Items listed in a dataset
►
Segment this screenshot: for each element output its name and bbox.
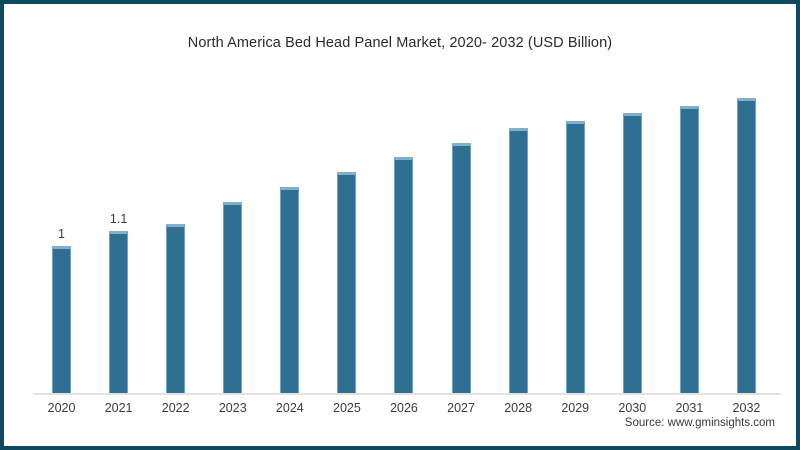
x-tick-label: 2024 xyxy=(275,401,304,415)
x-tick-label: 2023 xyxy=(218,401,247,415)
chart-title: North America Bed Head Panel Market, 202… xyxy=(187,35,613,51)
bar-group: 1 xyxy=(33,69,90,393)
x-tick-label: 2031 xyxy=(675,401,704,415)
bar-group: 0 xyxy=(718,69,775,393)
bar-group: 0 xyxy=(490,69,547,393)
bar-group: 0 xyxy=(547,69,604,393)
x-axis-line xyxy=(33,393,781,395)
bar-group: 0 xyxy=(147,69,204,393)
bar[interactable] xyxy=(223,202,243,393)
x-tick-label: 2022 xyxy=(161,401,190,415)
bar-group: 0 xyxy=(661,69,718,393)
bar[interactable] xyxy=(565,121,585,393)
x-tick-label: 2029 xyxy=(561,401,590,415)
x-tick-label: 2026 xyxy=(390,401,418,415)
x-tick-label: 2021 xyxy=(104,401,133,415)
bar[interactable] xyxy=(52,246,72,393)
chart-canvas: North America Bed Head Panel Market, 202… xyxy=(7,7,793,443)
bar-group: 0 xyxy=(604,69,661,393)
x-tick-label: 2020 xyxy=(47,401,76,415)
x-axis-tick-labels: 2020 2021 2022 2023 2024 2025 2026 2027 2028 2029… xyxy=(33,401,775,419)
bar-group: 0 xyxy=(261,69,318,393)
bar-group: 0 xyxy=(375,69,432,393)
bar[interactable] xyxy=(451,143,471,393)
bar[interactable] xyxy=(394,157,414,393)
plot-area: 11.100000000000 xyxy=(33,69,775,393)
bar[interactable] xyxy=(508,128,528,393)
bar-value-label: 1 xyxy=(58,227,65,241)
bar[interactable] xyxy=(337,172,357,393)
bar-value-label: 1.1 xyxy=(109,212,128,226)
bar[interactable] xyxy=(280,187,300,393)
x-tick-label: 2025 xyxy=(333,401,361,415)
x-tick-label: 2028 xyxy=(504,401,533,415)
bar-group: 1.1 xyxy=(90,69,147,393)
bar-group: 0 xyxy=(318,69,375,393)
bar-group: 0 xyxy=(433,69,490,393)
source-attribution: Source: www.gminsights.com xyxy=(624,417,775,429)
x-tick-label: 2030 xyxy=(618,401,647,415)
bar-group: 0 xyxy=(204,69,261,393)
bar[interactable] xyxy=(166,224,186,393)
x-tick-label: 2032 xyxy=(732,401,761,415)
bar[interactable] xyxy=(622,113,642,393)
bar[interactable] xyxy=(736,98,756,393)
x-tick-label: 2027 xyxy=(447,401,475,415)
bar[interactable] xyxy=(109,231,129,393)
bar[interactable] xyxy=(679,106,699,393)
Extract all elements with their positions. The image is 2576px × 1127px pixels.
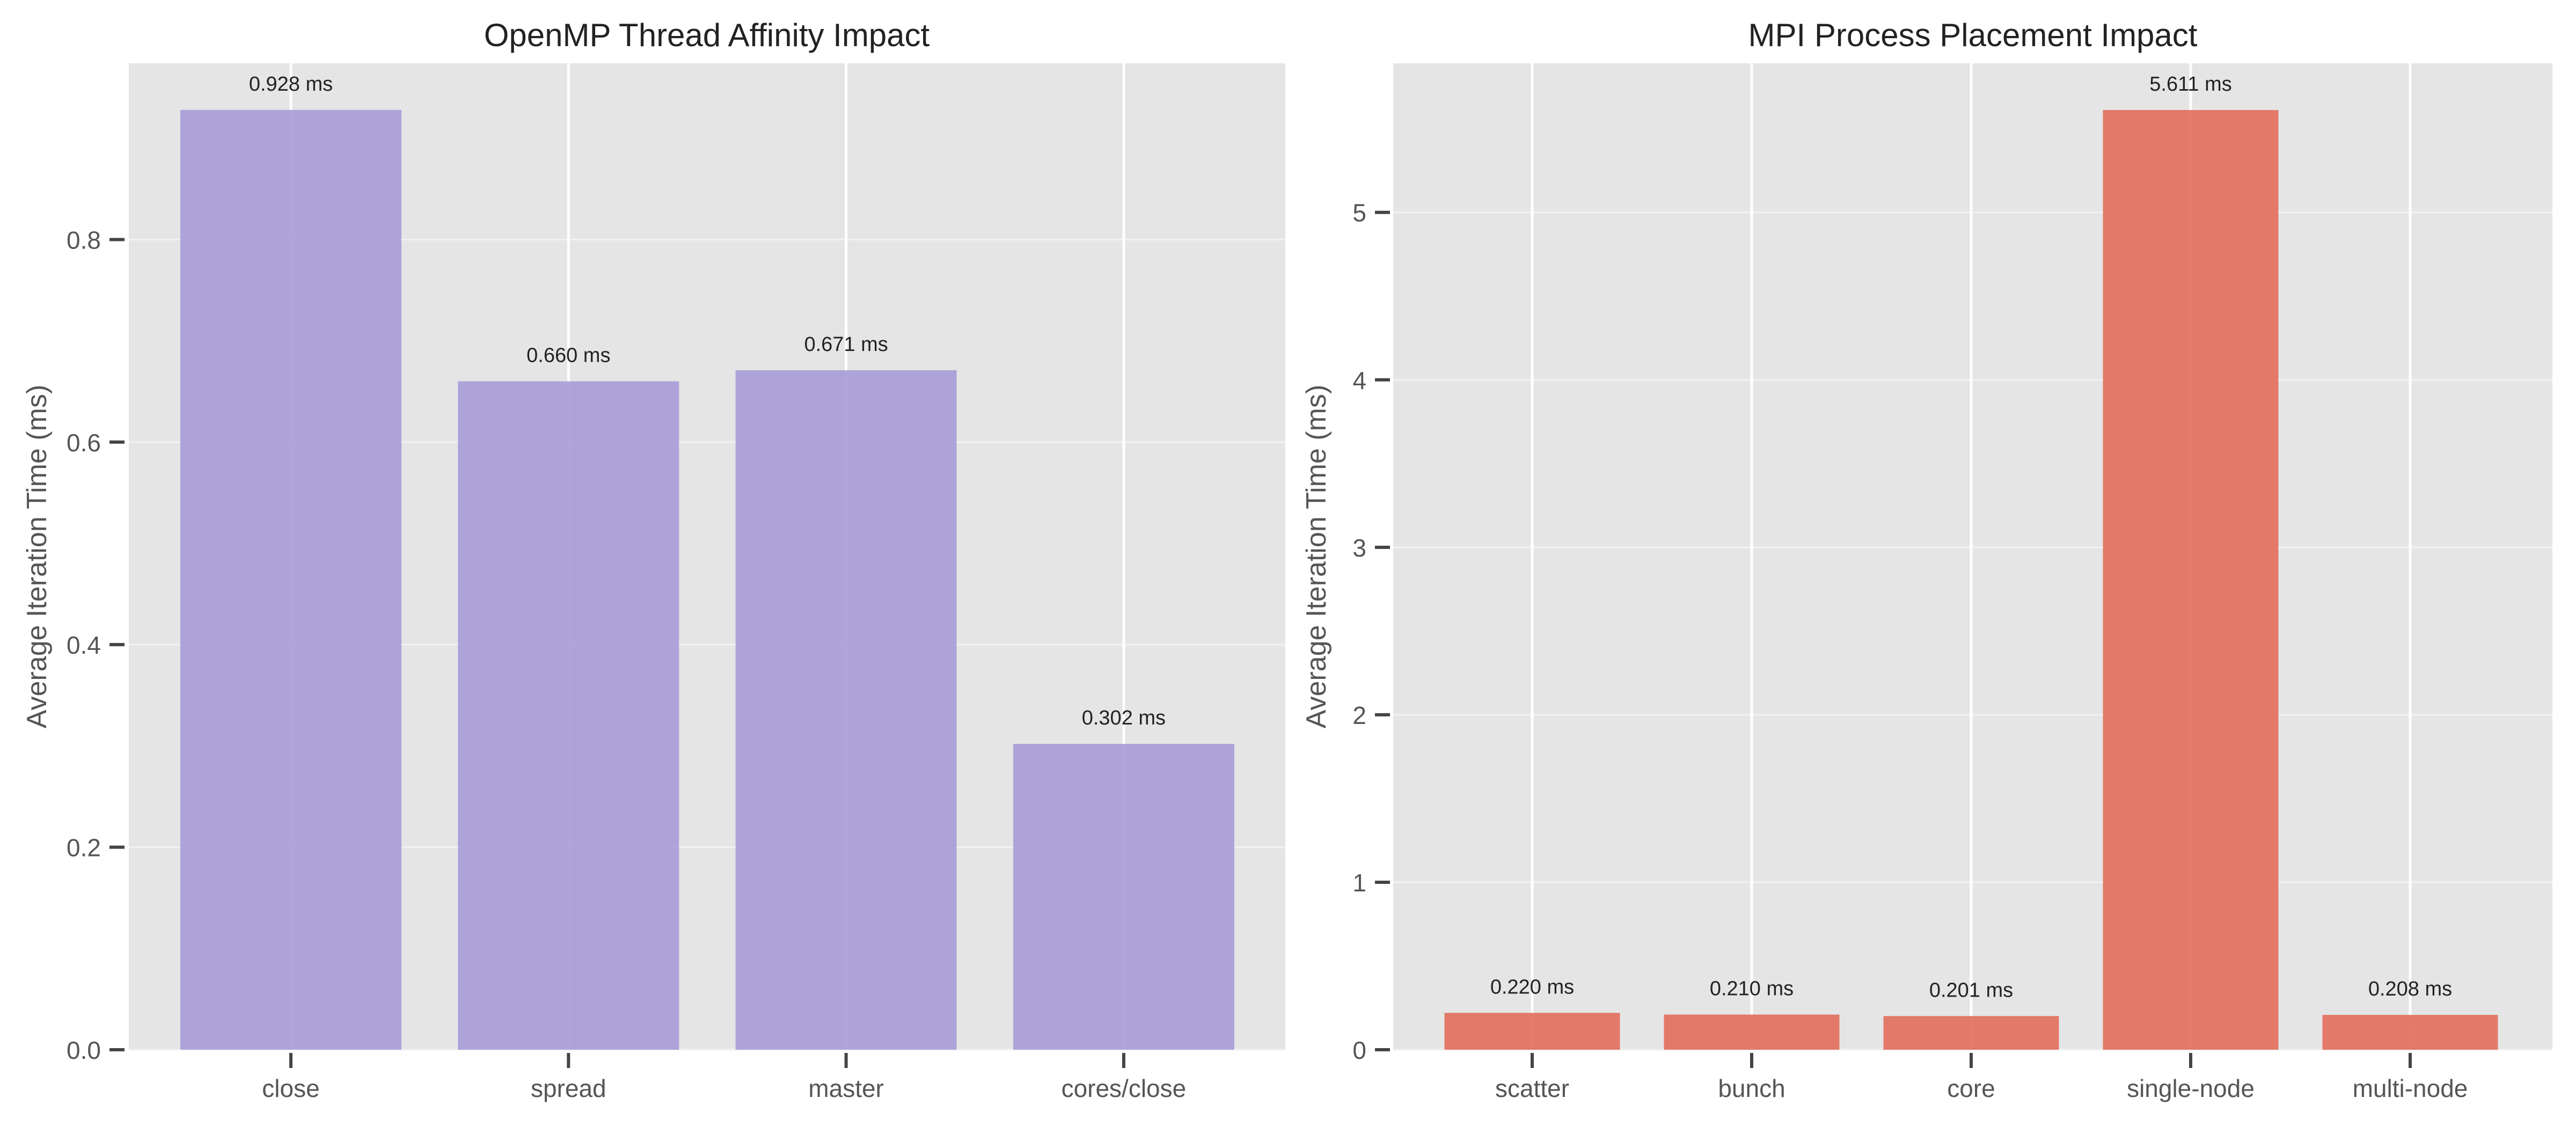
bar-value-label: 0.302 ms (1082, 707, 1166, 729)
◄
## What to produce:
Can you print every line of the data above word for word, leaving the pictures out?

## Answer below:
Segment this screenshot: for each element output its name and bbox.
x-tick-label: 2024 xyxy=(275,401,304,415)
x-tick-label: 2023 xyxy=(218,401,247,415)
chart-title: North America Bed Head Panel Market, 202… xyxy=(187,35,613,51)
bar-group: 1 xyxy=(33,69,90,393)
x-tick-label: 2031 xyxy=(675,401,704,415)
bar-group: 0 xyxy=(718,69,775,393)
bar-group: 0 xyxy=(490,69,547,393)
bar-group: 0 xyxy=(547,69,604,393)
x-axis-line xyxy=(33,393,781,395)
bar-group: 0 xyxy=(147,69,204,393)
bar[interactable] xyxy=(223,202,243,393)
x-tick-label: 2022 xyxy=(161,401,190,415)
bar-group: 0 xyxy=(661,69,718,393)
bar[interactable] xyxy=(565,121,585,393)
x-tick-label: 2029 xyxy=(561,401,590,415)
x-tick-label: 2026 xyxy=(390,401,418,415)
x-tick-label: 2021 xyxy=(104,401,133,415)
bar[interactable] xyxy=(52,246,72,393)
chart-canvas: North America Bed Head Panel Market, 202… xyxy=(7,7,793,443)
bar-group: 0 xyxy=(604,69,661,393)
x-tick-label: 2020 xyxy=(47,401,76,415)
x-axis-tick-labels: 2020 2021 2022 2023 2024 2025 2026 2027 2028 2029… xyxy=(33,401,775,419)
bar-group: 0 xyxy=(261,69,318,393)
bar-group: 0 xyxy=(375,69,432,393)
bar[interactable] xyxy=(451,143,471,393)
bar[interactable] xyxy=(394,157,414,393)
plot-area: 11.100000000000 xyxy=(33,69,775,393)
bar[interactable] xyxy=(508,128,528,393)
bar-value-label: 1 xyxy=(58,227,65,241)
bar[interactable] xyxy=(337,172,357,393)
bar-value-label: 1.1 xyxy=(109,212,128,226)
bar[interactable] xyxy=(280,187,300,393)
x-tick-label: 2025 xyxy=(333,401,361,415)
x-tick-label: 2028 xyxy=(504,401,533,415)
bar-group: 1.1 xyxy=(90,69,147,393)
bar-group: 0 xyxy=(318,69,375,393)
bar-group: 0 xyxy=(433,69,490,393)
source-attribution: Source: www.gminsights.com xyxy=(624,417,775,429)
x-tick-label: 2030 xyxy=(618,401,647,415)
bar-group: 0 xyxy=(204,69,261,393)
bar[interactable] xyxy=(166,224,186,393)
x-tick-label: 2032 xyxy=(732,401,761,415)
bar[interactable] xyxy=(622,113,642,393)
bar[interactable] xyxy=(736,98,756,393)
x-tick-label: 2027 xyxy=(447,401,475,415)
bar[interactable] xyxy=(109,231,129,393)
bar[interactable] xyxy=(679,106,699,393)
Extract all elements with their positions. The image is 2576px × 1127px pixels.
bar-value-label: 0.302 ms (1082, 707, 1166, 729)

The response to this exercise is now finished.